> Aim
Tell how many lines in these records contain the string "xlabel", with only the number as the reply.

[Dataset records]
** BEGIN **
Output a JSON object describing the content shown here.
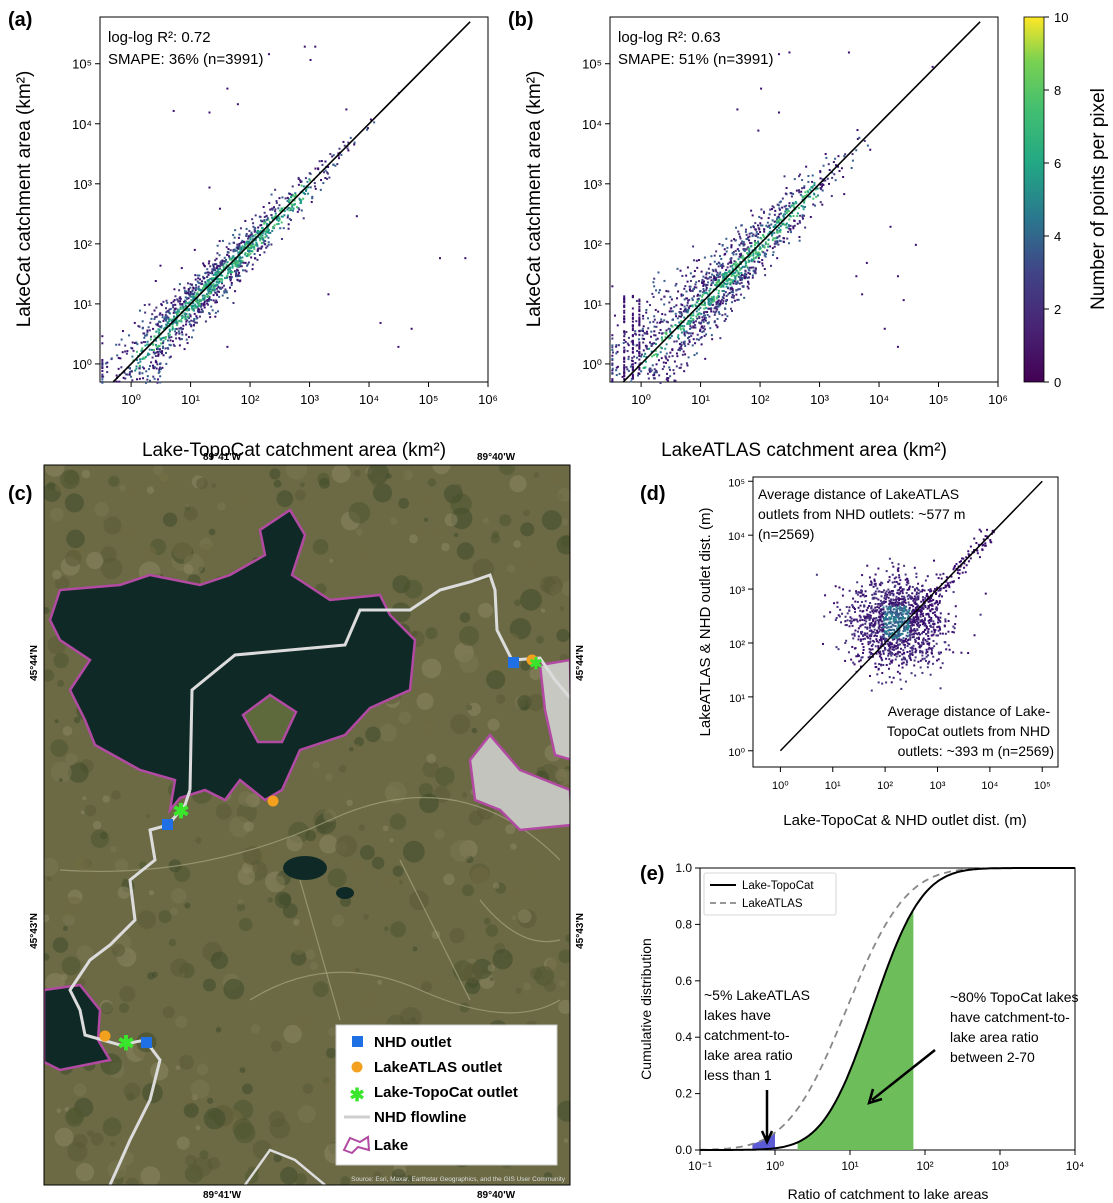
{
  "chart_data": [
    {
      "panel": "(a)",
      "type": "scatter",
      "scale": "log-log",
      "xlabel": "Lake-TopoCat catchment area (km²)",
      "ylabel": "LakeCat catchment area (km²)",
      "xlim": [
        0.3,
        1000000
      ],
      "ylim": [
        0.5,
        600000
      ],
      "x_ticks": [
        "10⁰",
        "10¹",
        "10²",
        "10³",
        "10⁴",
        "10⁵",
        "10⁶"
      ],
      "y_ticks": [
        "10⁰",
        "10¹",
        "10²",
        "10³",
        "10⁴",
        "10⁵"
      ],
      "annotations": [
        "log-log R²: 0.72",
        "SMAPE: 36% (n=3991)"
      ],
      "one_to_one_line": [
        [
          0.5,
          0.5
        ],
        [
          500000,
          500000
        ]
      ],
      "density_colored": true,
      "outliers": [
        [
          2.5,
          25
        ],
        [
          3,
          45
        ],
        [
          9,
          18
        ],
        [
          5,
          17000
        ],
        [
          20,
          16000
        ],
        [
          40,
          40000
        ],
        [
          60,
          22000
        ],
        [
          200,
          150000
        ],
        [
          800,
          200000
        ],
        [
          1000,
          120000
        ],
        [
          1200,
          200000
        ],
        [
          4000,
          18000
        ],
        [
          80,
          250
        ],
        [
          300,
          600
        ],
        [
          20,
          900
        ],
        [
          40,
          2
        ],
        [
          2000,
          15
        ],
        [
          15000,
          5
        ],
        [
          50000,
          4
        ],
        [
          150000,
          60
        ],
        [
          30000,
          2
        ],
        [
          6000,
          300
        ],
        [
          400000,
          60
        ],
        [
          30,
          400
        ],
        [
          1500,
          1200
        ]
      ]
    },
    {
      "panel": "(b)",
      "type": "scatter",
      "scale": "log-log",
      "xlabel": "LakeATLAS catchment area (km²)",
      "ylabel": "LakeCat catchment area (km²)",
      "xlim": [
        0.3,
        1000000
      ],
      "ylim": [
        0.5,
        600000
      ],
      "x_ticks": [
        "10⁰",
        "10¹",
        "10²",
        "10³",
        "10⁴",
        "10⁵",
        "10⁶"
      ],
      "y_ticks": [
        "10⁰",
        "10¹",
        "10²",
        "10³",
        "10⁴",
        "10⁵"
      ],
      "annotations": [
        "log-log R²: 0.63",
        "SMAPE: 51% (n=3991)"
      ],
      "one_to_one_line": [
        [
          0.5,
          0.5
        ],
        [
          500000,
          500000
        ]
      ],
      "density_colored": true,
      "outliers": [
        [
          40,
          18000
        ],
        [
          90,
          8000
        ],
        [
          100,
          40000
        ],
        [
          200,
          150000
        ],
        [
          300,
          160000
        ],
        [
          200,
          16000
        ],
        [
          3000,
          160000
        ],
        [
          1000,
          1000
        ],
        [
          400,
          800
        ],
        [
          2000,
          3000
        ],
        [
          5000,
          15
        ],
        [
          4000,
          30
        ],
        [
          20000,
          30
        ],
        [
          12000,
          4
        ],
        [
          20000,
          2
        ],
        [
          25000,
          12
        ],
        [
          6000,
          50
        ],
        [
          15000,
          200
        ],
        [
          40000,
          100
        ],
        [
          2500,
          700
        ]
      ]
    },
    {
      "panel": "(d)",
      "type": "scatter",
      "scale": "log-log",
      "xlabel": "Lake-TopoCat & NHD outlet dist. (m)",
      "ylabel": "LakeATLAS & NHD outlet dist. (m)",
      "xlim": [
        0.3,
        200000
      ],
      "ylim": [
        0.5,
        120000
      ],
      "x_ticks": [
        "10⁰",
        "10¹",
        "10²",
        "10³",
        "10⁴",
        "10⁵"
      ],
      "y_ticks": [
        "10⁰",
        "10¹",
        "10²",
        "10³",
        "10⁴",
        "10⁵"
      ],
      "annotations": [
        "Average distance of LakeATLAS outlets from NHD outlets: ~577 m (n=2569)",
        "Average distance of Lake-TopoCat outlets from NHD outlets: ~393 m (n=2569)"
      ],
      "one_to_one_line": [
        [
          1,
          1
        ],
        [
          100000,
          100000
        ]
      ]
    },
    {
      "panel": "(e)",
      "type": "line",
      "scale": "semilog-x",
      "xlabel": "Ratio of catchment to lake areas",
      "ylabel": "Cumulative distribution",
      "xlim": [
        0.1,
        10000
      ],
      "ylim": [
        0,
        1.0
      ],
      "x_ticks": [
        "10⁻¹",
        "10⁰",
        "10¹",
        "10²",
        "10³",
        "10⁴"
      ],
      "y_ticks": [
        "0.0",
        "0.2",
        "0.4",
        "0.6",
        "0.8",
        "1.0"
      ],
      "legend_position": "top-left",
      "series": [
        {
          "name": "Lake-TopoCat",
          "style": "solid",
          "color": "#000000",
          "median_ratio": 20,
          "log_spread": 0.52
        },
        {
          "name": "LakeATLAS",
          "style": "dashed",
          "color": "#888888",
          "median_ratio": 9,
          "log_spread": 0.62
        }
      ],
      "shaded_regions": [
        {
          "series": "Lake-TopoCat",
          "from": 2,
          "to": 70,
          "color": "#6dbe5a"
        },
        {
          "series": "LakeATLAS",
          "from": 0.5,
          "to": 1,
          "color": "#5b5bd6"
        }
      ],
      "annotations": [
        "~5% LakeATLAS lakes have catchment-to-lake area ratio less than 1",
        "~80% TopoCat lakes have catchment-to-lake area ratio between 2-70"
      ]
    }
  ],
  "colorbar": {
    "label": "Number of points per pixel",
    "min": 0,
    "max": 10,
    "ticks": [
      "0",
      "2",
      "4",
      "6",
      "8",
      "10"
    ],
    "colormap": "viridis"
  },
  "panel_labels": [
    "(a)",
    "(b)",
    "(c)",
    "(d)",
    "(e)"
  ],
  "map": {
    "coordinate_labels": {
      "top_left": "89°41'W",
      "top_right": "89°40'W",
      "bottom_left": "89°41'W",
      "bottom_right": "89°40'W",
      "left_upper": "45°44'N",
      "left_lower": "45°43'N",
      "right_upper": "45°44'N",
      "right_lower": "45°43'N"
    },
    "attribution": "Source: Esri, Maxar, Earthstar Geographics, and the GIS User Community",
    "legend": [
      {
        "label": "NHD outlet",
        "symbol": "square",
        "color": "#1f6fe5"
      },
      {
        "label": "LakeATLAS outlet",
        "symbol": "circle",
        "color": "#f4a01f"
      },
      {
        "label": "Lake-TopoCat outlet",
        "symbol": "asterisk",
        "color": "#39e62b"
      },
      {
        "label": "NHD flowline",
        "symbol": "line",
        "color": "#d9d9d9"
      },
      {
        "label": "Lake",
        "symbol": "polygon",
        "color": "#b24aa3"
      }
    ]
  },
  "colors": {
    "lake_fill": "#0f2a26",
    "lake_outline": "#b24aa3",
    "terrain": "#6b6a45",
    "ones_line": "#000000",
    "scatter_base": "#3b0f6f"
  }
}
** END **
> Task result
4